* Start Raw data *

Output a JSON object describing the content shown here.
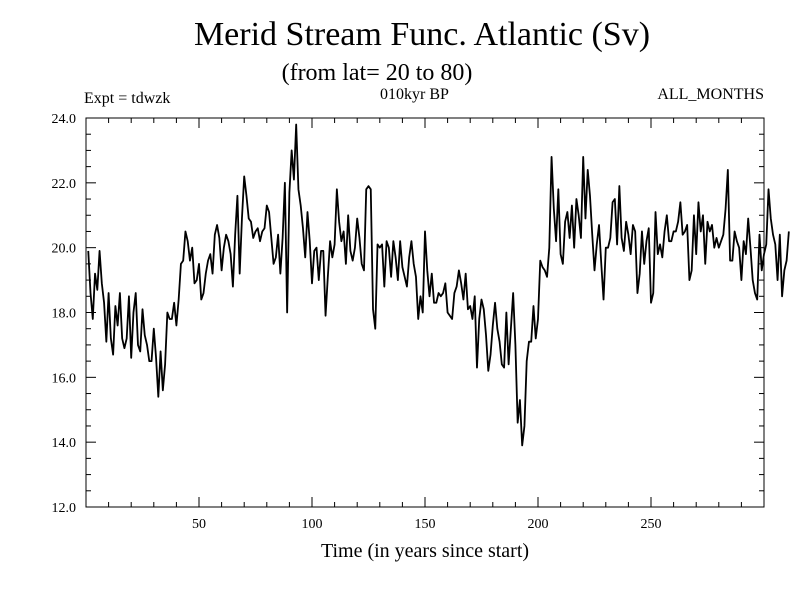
{
  "chart_data": {
    "type": "line",
    "title": "Merid Stream Func. Atlantic (Sv)",
    "subtitle": "(from lat= 20 to 80)",
    "experiment": "Expt = tdwzk",
    "period": "010kyr BP",
    "months": "ALL_MONTHS",
    "xlabel": "Time (in years since start)",
    "ylabel": "",
    "xlim": [
      0,
      300
    ],
    "ylim": [
      12.0,
      24.0
    ],
    "xticks": [
      50,
      100,
      150,
      200,
      250
    ],
    "yticks": [
      "12.0",
      "14.0",
      "16.0",
      "18.0",
      "20.0",
      "22.0",
      "24.0"
    ],
    "grid": false,
    "series": [
      {
        "color": "#000000",
        "x_start": 1,
        "x_step": 1,
        "values": [
          19.9,
          18.6,
          17.8,
          19.2,
          18.7,
          19.9,
          18.9,
          18.3,
          17.1,
          18.6,
          17.2,
          16.7,
          18.2,
          17.6,
          18.6,
          17.2,
          16.9,
          17.2,
          18.5,
          16.6,
          18.0,
          18.6,
          17.0,
          16.8,
          18.1,
          17.3,
          17.0,
          16.5,
          16.5,
          17.5,
          16.6,
          15.4,
          16.8,
          15.6,
          16.4,
          18.0,
          17.8,
          17.8,
          18.3,
          17.6,
          18.4,
          19.5,
          19.6,
          20.5,
          20.2,
          19.6,
          20.0,
          18.9,
          19.0,
          19.5,
          18.4,
          18.6,
          19.2,
          19.6,
          19.8,
          19.2,
          20.4,
          20.7,
          20.3,
          19.3,
          20.0,
          20.4,
          20.2,
          19.8,
          18.8,
          20.4,
          21.6,
          19.2,
          20.9,
          22.2,
          21.6,
          20.9,
          20.8,
          20.3,
          20.5,
          20.6,
          20.2,
          20.5,
          20.6,
          21.3,
          21.1,
          20.3,
          19.5,
          19.7,
          20.4,
          19.2,
          20.3,
          22.0,
          18.0,
          21.7,
          23.0,
          22.1,
          23.8,
          21.8,
          21.3,
          20.6,
          19.7,
          21.1,
          20.2,
          18.9,
          19.9,
          20.0,
          19.0,
          19.9,
          19.9,
          17.9,
          19.1,
          20.2,
          19.7,
          20.1,
          21.8,
          20.8,
          20.2,
          20.5,
          19.5,
          21.0,
          19.9,
          19.6,
          20.0,
          20.9,
          20.3,
          19.5,
          19.3,
          21.8,
          21.9,
          21.8,
          18.1,
          17.5,
          20.1,
          20.0,
          20.1,
          18.8,
          20.2,
          20.0,
          19.1,
          20.2,
          19.7,
          19.0,
          20.2,
          19.4,
          19.1,
          18.8,
          19.7,
          20.2,
          19.5,
          19.1,
          17.8,
          18.5,
          18.0,
          20.5,
          19.3,
          18.5,
          19.2,
          18.3,
          18.3,
          18.6,
          18.5,
          18.6,
          18.9,
          18.0,
          17.9,
          17.8,
          18.6,
          18.8,
          19.3,
          18.9,
          18.4,
          19.2,
          18.1,
          18.2,
          17.8,
          18.5,
          16.3,
          17.8,
          18.4,
          18.1,
          17.3,
          16.2,
          16.7,
          17.6,
          18.3,
          17.5,
          17.1,
          16.4,
          16.3,
          18.0,
          16.4,
          17.5,
          18.6,
          17.0,
          14.6,
          15.3,
          13.9,
          14.5,
          16.5,
          17.1,
          17.1,
          18.2,
          17.2,
          17.8,
          19.6,
          19.4,
          19.3,
          19.1,
          20.0,
          22.8,
          21.2,
          20.2,
          21.8,
          19.8,
          19.5,
          20.8,
          21.1,
          20.3,
          21.3,
          20.0,
          21.5,
          21.0,
          20.3,
          22.8,
          20.9,
          22.4,
          21.6,
          20.4,
          19.3,
          20.1,
          20.7,
          19.5,
          18.4,
          20.0,
          20.0,
          20.3,
          21.4,
          21.5,
          20.1,
          21.9,
          20.3,
          19.9,
          20.8,
          20.4,
          19.8,
          20.7,
          20.5,
          18.6,
          19.2,
          20.5,
          19.5,
          20.2,
          20.6,
          18.3,
          18.6,
          21.1,
          19.8,
          20.1,
          19.7,
          20.5,
          21.0,
          20.2,
          20.2,
          20.5,
          20.5,
          20.8,
          21.4,
          20.4,
          20.5,
          20.7,
          19.0,
          19.3,
          21.0,
          19.8,
          21.4,
          20.5,
          21.0,
          19.5,
          20.8,
          20.5,
          20.7,
          20.0,
          20.3,
          20.0,
          20.2,
          20.4,
          21.2,
          22.4,
          19.6,
          19.6,
          20.5,
          20.2,
          20.0,
          19.0,
          20.2,
          19.8,
          20.9,
          20.0,
          19.0,
          18.6,
          18.4,
          20.4,
          19.3,
          19.8,
          20.1,
          21.8,
          20.9,
          20.4,
          20.1,
          19.0,
          20.4,
          18.5,
          19.3,
          19.6,
          20.5
        ]
      }
    ]
  }
}
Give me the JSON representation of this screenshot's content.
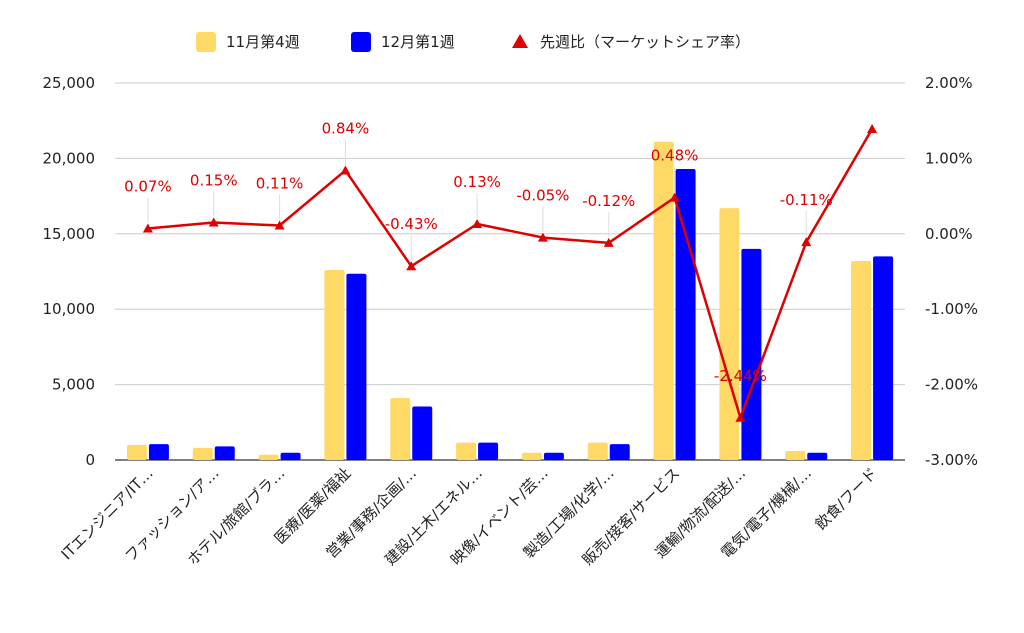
{
  "chart_data": {
    "type": "bar",
    "categories": [
      "ITエンジニア/IT…",
      "ファッション/ア…",
      "ホテル/旅館/ブラ…",
      "医療/医薬/福祉",
      "営業/事務/企画/…",
      "建設/土木/エネル…",
      "映像/イベント/芸…",
      "製造/工場/化学/…",
      "販売/接客/サービス",
      "運輸/物流/配送/…",
      "電気/電子/機械/…",
      "飲食/フード"
    ],
    "series": [
      {
        "name": "11月第4週",
        "type": "bar",
        "axis": "left",
        "color": "#FFD966",
        "values": [
          1000,
          800,
          350,
          12600,
          4100,
          1150,
          480,
          1150,
          21100,
          16700,
          600,
          13200
        ]
      },
      {
        "name": "12月第1週",
        "type": "bar",
        "axis": "left",
        "color": "#0000FF",
        "values": [
          1050,
          900,
          480,
          12350,
          3550,
          1150,
          480,
          1050,
          19300,
          14000,
          480,
          13500
        ]
      },
      {
        "name": "先週比（マーケットシェア率）",
        "type": "line",
        "axis": "right",
        "color": "#E00000",
        "marker": "triangle",
        "values": [
          0.07,
          0.15,
          0.11,
          0.84,
          -0.43,
          0.13,
          -0.05,
          -0.12,
          0.48,
          -2.44,
          -0.11,
          1.39
        ],
        "labels": [
          "0.07%",
          "0.15%",
          "0.11%",
          "0.84%",
          "-0.43%",
          "0.13%",
          "-0.05%",
          "-0.12%",
          "0.48%",
          "-2.44%",
          "-0.11%",
          ""
        ]
      }
    ],
    "y_left": {
      "min": 0,
      "max": 25000,
      "ticks": [
        0,
        5000,
        10000,
        15000,
        20000,
        25000
      ],
      "tick_labels": [
        "0",
        "5,000",
        "10,000",
        "15,000",
        "20,000",
        "25,000"
      ]
    },
    "y_right": {
      "min": -3,
      "max": 2,
      "ticks": [
        -3,
        -2,
        -1,
        0,
        1,
        2
      ],
      "tick_labels": [
        "-3.00%",
        "-2.00%",
        "-1.00%",
        "0.00%",
        "1.00%",
        "2.00%"
      ]
    },
    "gridlines": true,
    "legend_position": "top-center"
  }
}
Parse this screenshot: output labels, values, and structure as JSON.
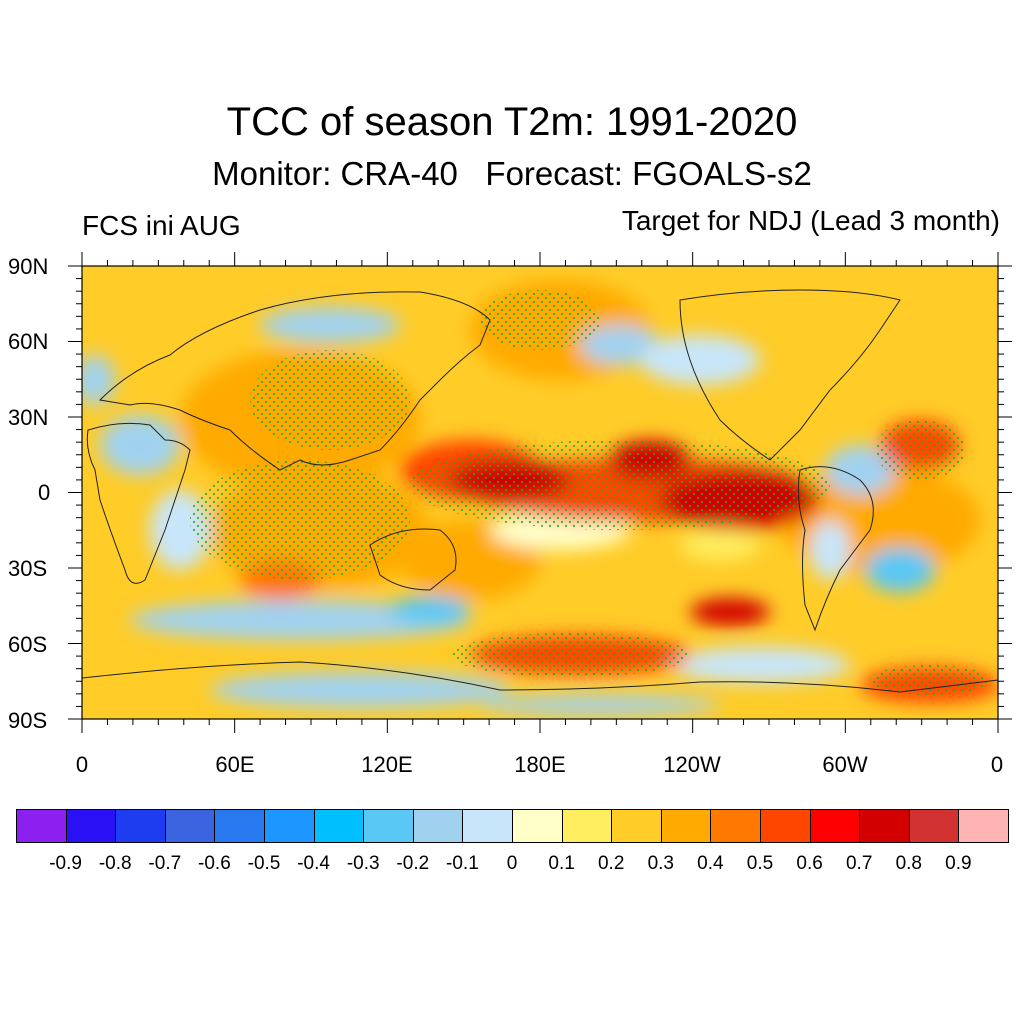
{
  "title": "TCC of season T2m: 1991-2020",
  "subtitle": "Monitor: CRA-40   Forecast: FGOALS-s2",
  "left_label": "FCS ini AUG",
  "right_label": "Target for NDJ (Lead 3 month)",
  "lat_labels": [
    "90N",
    "60N",
    "30N",
    "0",
    "30S",
    "60S",
    "90S"
  ],
  "lon_labels": [
    "0",
    "60E",
    "120E",
    "180E",
    "120W",
    "60W",
    "0"
  ],
  "colorbar": {
    "colors": [
      "#8b20f0",
      "#2a10f5",
      "#1e3cf0",
      "#3c64e0",
      "#2878f0",
      "#1e96ff",
      "#00bfff",
      "#5ac8f5",
      "#a0d2f0",
      "#c8e6fa",
      "#ffffc8",
      "#ffee60",
      "#ffcc28",
      "#ffaa00",
      "#ff7800",
      "#ff4600",
      "#ff0000",
      "#d20000",
      "#d23232",
      "#ffb4b4"
    ],
    "labels": [
      "-0.9",
      "-0.8",
      "-0.7",
      "-0.6",
      "-0.5",
      "-0.4",
      "-0.3",
      "-0.2",
      "-0.1",
      "0",
      "0.1",
      "0.2",
      "0.3",
      "0.4",
      "0.5",
      "0.6",
      "0.7",
      "0.8",
      "0.9"
    ]
  }
}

* End Raw data *

What this task involves: Where a line of the material above holds the string "name", copy that line.

Reply to the exercise:
        "name": "11月第4週",
        "name": "12月第1週",
        "name": "先週比（マーケットシェア率）",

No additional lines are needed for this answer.